- [Exercise aim]: Produce the records again in full, exactly as shown below.

- [Data]:
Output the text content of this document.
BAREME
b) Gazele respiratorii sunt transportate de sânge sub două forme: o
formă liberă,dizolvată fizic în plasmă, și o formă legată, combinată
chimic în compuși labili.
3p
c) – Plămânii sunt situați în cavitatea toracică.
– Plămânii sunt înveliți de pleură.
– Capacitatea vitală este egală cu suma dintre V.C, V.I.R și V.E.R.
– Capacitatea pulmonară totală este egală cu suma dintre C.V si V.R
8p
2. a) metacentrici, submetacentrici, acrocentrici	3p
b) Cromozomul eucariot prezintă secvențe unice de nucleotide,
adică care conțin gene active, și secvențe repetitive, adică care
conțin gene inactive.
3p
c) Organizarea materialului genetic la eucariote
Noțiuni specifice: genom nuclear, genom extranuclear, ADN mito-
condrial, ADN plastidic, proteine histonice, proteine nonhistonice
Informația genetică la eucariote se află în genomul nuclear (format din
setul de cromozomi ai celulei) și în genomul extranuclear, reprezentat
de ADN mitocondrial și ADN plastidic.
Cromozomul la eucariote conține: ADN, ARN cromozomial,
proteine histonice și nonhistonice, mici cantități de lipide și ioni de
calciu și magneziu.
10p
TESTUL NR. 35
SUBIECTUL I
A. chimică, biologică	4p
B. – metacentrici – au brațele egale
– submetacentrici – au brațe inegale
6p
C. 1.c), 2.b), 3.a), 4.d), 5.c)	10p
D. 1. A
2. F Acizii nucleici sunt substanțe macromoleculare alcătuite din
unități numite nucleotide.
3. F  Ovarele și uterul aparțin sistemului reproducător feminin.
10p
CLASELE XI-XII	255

- [Response below]:
Output the text content of this document.
BAREME
b) Gazele respiratorii sunt transportate de sânge sub două forme: o
formă liberă,dizolvată fizic în plasmă, și o formă legată, combinată
chimic în compuși labili.
3p
c) – Plămânii sunt situați în cavitatea toracică.
– Plămânii sunt înveliți de pleură.
– Capacitatea vitală este egală cu suma dintre V.C, V.I.R și V.E.R.
– Capacitatea pulmonară totală este egală cu suma dintre C.V si V.R
8p
2. a) metacentrici, submetacentrici, acrocentrici	3p
b) Cromozomul eucariot prezintă secvențe unice de nucleotide,
adică care conțin gene active, și secvențe repetitive, adică care
conțin gene inactive.
3p
c) Organizarea materialului genetic la eucariote
Noțiuni specifice: genom nuclear, genom extranuclear, ADN mito-
condrial, ADN plastidic, proteine histonice, proteine nonhistonice
Informația genetică la eucariote se află în genomul nuclear (format din
setul de cromozomi ai celulei) și în genomul extranuclear, reprezentat
de ADN mitocondrial și ADN plastidic.
Cromozomul la eucariote conține: ADN, ARN cromozomial,
proteine histonice și nonhistonice, mici cantități de lipide și ioni de
calciu și magneziu.
10p
TESTUL NR. 35
SUBIECTUL I
A. chimică, biologică	4p
B. – metacentrici – au brațele egale
– submetacentrici – au brațe inegale
6p
C. 1.c), 2.b), 3.a), 4.d), 5.c)	10p
D. 1. A
2. F Acizii nucleici sunt substanțe macromoleculare alcătuite din
unități numite nucleotide.
3. F  Ovarele și uterul aparțin sistemului reproducător feminin.
10p
CLASELE XI-XII	255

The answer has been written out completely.